(Dataset excerpts)
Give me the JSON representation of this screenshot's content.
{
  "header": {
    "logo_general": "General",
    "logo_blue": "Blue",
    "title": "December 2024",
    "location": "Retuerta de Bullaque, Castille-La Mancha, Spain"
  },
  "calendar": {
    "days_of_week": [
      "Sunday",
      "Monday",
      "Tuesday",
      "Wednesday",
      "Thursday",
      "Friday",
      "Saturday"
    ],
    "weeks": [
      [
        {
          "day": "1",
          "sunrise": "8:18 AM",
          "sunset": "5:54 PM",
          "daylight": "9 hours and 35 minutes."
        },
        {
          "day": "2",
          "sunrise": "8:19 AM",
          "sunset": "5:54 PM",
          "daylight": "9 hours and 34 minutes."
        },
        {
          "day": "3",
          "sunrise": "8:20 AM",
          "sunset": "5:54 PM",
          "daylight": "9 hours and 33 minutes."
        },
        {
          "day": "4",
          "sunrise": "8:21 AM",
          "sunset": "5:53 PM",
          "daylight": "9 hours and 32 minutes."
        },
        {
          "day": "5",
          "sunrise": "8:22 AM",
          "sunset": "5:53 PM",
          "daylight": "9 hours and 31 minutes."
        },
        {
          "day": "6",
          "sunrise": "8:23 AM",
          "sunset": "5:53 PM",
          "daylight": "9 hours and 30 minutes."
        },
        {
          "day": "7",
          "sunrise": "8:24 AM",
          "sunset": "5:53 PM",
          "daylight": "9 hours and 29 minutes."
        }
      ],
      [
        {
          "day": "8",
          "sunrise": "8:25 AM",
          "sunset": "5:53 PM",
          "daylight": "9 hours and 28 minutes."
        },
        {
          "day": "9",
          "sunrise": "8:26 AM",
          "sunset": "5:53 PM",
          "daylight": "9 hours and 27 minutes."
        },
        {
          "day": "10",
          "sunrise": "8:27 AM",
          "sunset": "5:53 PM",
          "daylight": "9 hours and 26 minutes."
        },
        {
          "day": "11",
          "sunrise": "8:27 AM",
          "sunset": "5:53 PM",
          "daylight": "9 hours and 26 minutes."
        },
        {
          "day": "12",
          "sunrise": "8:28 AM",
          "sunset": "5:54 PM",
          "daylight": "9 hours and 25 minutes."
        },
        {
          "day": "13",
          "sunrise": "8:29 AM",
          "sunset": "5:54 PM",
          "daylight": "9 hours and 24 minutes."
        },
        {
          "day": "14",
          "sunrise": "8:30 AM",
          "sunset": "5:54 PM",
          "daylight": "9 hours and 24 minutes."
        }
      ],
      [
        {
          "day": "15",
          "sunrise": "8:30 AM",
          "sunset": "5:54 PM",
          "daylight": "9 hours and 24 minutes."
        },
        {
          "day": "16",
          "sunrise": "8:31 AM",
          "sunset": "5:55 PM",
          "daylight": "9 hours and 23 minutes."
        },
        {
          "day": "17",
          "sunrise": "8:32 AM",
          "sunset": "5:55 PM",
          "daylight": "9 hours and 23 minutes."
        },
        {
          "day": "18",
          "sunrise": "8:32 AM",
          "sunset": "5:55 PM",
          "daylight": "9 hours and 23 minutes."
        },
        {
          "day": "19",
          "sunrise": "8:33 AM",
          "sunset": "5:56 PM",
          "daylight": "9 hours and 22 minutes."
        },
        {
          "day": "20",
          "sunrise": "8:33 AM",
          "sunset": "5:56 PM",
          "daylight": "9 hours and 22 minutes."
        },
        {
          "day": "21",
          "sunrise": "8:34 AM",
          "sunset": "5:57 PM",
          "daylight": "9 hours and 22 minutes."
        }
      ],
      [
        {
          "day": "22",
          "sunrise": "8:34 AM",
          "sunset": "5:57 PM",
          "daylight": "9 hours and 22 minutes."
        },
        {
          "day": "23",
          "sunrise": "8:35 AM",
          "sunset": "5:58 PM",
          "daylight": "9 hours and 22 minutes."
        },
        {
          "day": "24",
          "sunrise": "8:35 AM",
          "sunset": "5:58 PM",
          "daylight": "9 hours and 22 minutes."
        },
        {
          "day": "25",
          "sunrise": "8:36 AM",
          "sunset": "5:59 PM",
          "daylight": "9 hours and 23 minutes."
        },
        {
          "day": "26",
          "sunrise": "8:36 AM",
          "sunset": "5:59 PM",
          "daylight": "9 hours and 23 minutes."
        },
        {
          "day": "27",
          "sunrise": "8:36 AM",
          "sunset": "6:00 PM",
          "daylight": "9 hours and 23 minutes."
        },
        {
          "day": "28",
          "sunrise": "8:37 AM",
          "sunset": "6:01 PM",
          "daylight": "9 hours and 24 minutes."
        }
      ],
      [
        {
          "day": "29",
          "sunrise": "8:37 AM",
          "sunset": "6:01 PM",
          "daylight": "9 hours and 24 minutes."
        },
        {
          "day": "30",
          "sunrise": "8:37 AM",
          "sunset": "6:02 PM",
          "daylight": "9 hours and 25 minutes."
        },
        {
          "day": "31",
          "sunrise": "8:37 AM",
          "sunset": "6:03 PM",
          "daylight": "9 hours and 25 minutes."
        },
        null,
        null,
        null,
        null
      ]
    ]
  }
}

◆ YOUR OBJECTIVE:
The whole listing above needs to be written out again exactly.

◆ SOLUTION FOR THIS PROBLEM:
Give me the JSON representation of this screenshot's content.
{
  "header": {
    "logo_general": "General",
    "logo_blue": "Blue",
    "title": "December 2024",
    "location": "Retuerta de Bullaque, Castille-La Mancha, Spain"
  },
  "calendar": {
    "days_of_week": [
      "Sunday",
      "Monday",
      "Tuesday",
      "Wednesday",
      "Thursday",
      "Friday",
      "Saturday"
    ],
    "weeks": [
      [
        {
          "day": "1",
          "sunrise": "8:18 AM",
          "sunset": "5:54 PM",
          "daylight": "9 hours and 35 minutes."
        },
        {
          "day": "2",
          "sunrise": "8:19 AM",
          "sunset": "5:54 PM",
          "daylight": "9 hours and 34 minutes."
        },
        {
          "day": "3",
          "sunrise": "8:20 AM",
          "sunset": "5:54 PM",
          "daylight": "9 hours and 33 minutes."
        },
        {
          "day": "4",
          "sunrise": "8:21 AM",
          "sunset": "5:53 PM",
          "daylight": "9 hours and 32 minutes."
        },
        {
          "day": "5",
          "sunrise": "8:22 AM",
          "sunset": "5:53 PM",
          "daylight": "9 hours and 31 minutes."
        },
        {
          "day": "6",
          "sunrise": "8:23 AM",
          "sunset": "5:53 PM",
          "daylight": "9 hours and 30 minutes."
        },
        {
          "day": "7",
          "sunrise": "8:24 AM",
          "sunset": "5:53 PM",
          "daylight": "9 hours and 29 minutes."
        }
      ],
      [
        {
          "day": "8",
          "sunrise": "8:25 AM",
          "sunset": "5:53 PM",
          "daylight": "9 hours and 28 minutes."
        },
        {
          "day": "9",
          "sunrise": "8:26 AM",
          "sunset": "5:53 PM",
          "daylight": "9 hours and 27 minutes."
        },
        {
          "day": "10",
          "sunrise": "8:27 AM",
          "sunset": "5:53 PM",
          "daylight": "9 hours and 26 minutes."
        },
        {
          "day": "11",
          "sunrise": "8:27 AM",
          "sunset": "5:53 PM",
          "daylight": "9 hours and 26 minutes."
        },
        {
          "day": "12",
          "sunrise": "8:28 AM",
          "sunset": "5:54 PM",
          "daylight": "9 hours and 25 minutes."
        },
        {
          "day": "13",
          "sunrise": "8:29 AM",
          "sunset": "5:54 PM",
          "daylight": "9 hours and 24 minutes."
        },
        {
          "day": "14",
          "sunrise": "8:30 AM",
          "sunset": "5:54 PM",
          "daylight": "9 hours and 24 minutes."
        }
      ],
      [
        {
          "day": "15",
          "sunrise": "8:30 AM",
          "sunset": "5:54 PM",
          "daylight": "9 hours and 24 minutes."
        },
        {
          "day": "16",
          "sunrise": "8:31 AM",
          "sunset": "5:55 PM",
          "daylight": "9 hours and 23 minutes."
        },
        {
          "day": "17",
          "sunrise": "8:32 AM",
          "sunset": "5:55 PM",
          "daylight": "9 hours and 23 minutes."
        },
        {
          "day": "18",
          "sunrise": "8:32 AM",
          "sunset": "5:55 PM",
          "daylight": "9 hours and 23 minutes."
        },
        {
          "day": "19",
          "sunrise": "8:33 AM",
          "sunset": "5:56 PM",
          "daylight": "9 hours and 22 minutes."
        },
        {
          "day": "20",
          "sunrise": "8:33 AM",
          "sunset": "5:56 PM",
          "daylight": "9 hours and 22 minutes."
        },
        {
          "day": "21",
          "sunrise": "8:34 AM",
          "sunset": "5:57 PM",
          "daylight": "9 hours and 22 minutes."
        }
      ],
      [
        {
          "day": "22",
          "sunrise": "8:34 AM",
          "sunset": "5:57 PM",
          "daylight": "9 hours and 22 minutes."
        },
        {
          "day": "23",
          "sunrise": "8:35 AM",
          "sunset": "5:58 PM",
          "daylight": "9 hours and 22 minutes."
        },
        {
          "day": "24",
          "sunrise": "8:35 AM",
          "sunset": "5:58 PM",
          "daylight": "9 hours and 22 minutes."
        },
        {
          "day": "25",
          "sunrise": "8:36 AM",
          "sunset": "5:59 PM",
          "daylight": "9 hours and 23 minutes."
        },
        {
          "day": "26",
          "sunrise": "8:36 AM",
          "sunset": "5:59 PM",
          "daylight": "9 hours and 23 minutes."
        },
        {
          "day": "27",
          "sunrise": "8:36 AM",
          "sunset": "6:00 PM",
          "daylight": "9 hours and 23 minutes."
        },
        {
          "day": "28",
          "sunrise": "8:37 AM",
          "sunset": "6:01 PM",
          "daylight": "9 hours and 24 minutes."
        }
      ],
      [
        {
          "day": "29",
          "sunrise": "8:37 AM",
          "sunset": "6:01 PM",
          "daylight": "9 hours and 24 minutes."
        },
        {
          "day": "30",
          "sunrise": "8:37 AM",
          "sunset": "6:02 PM",
          "daylight": "9 hours and 25 minutes."
        },
        {
          "day": "31",
          "sunrise": "8:37 AM",
          "sunset": "6:03 PM",
          "daylight": "9 hours and 25 minutes."
        },
        null,
        null,
        null,
        null
      ]
    ]
  }
}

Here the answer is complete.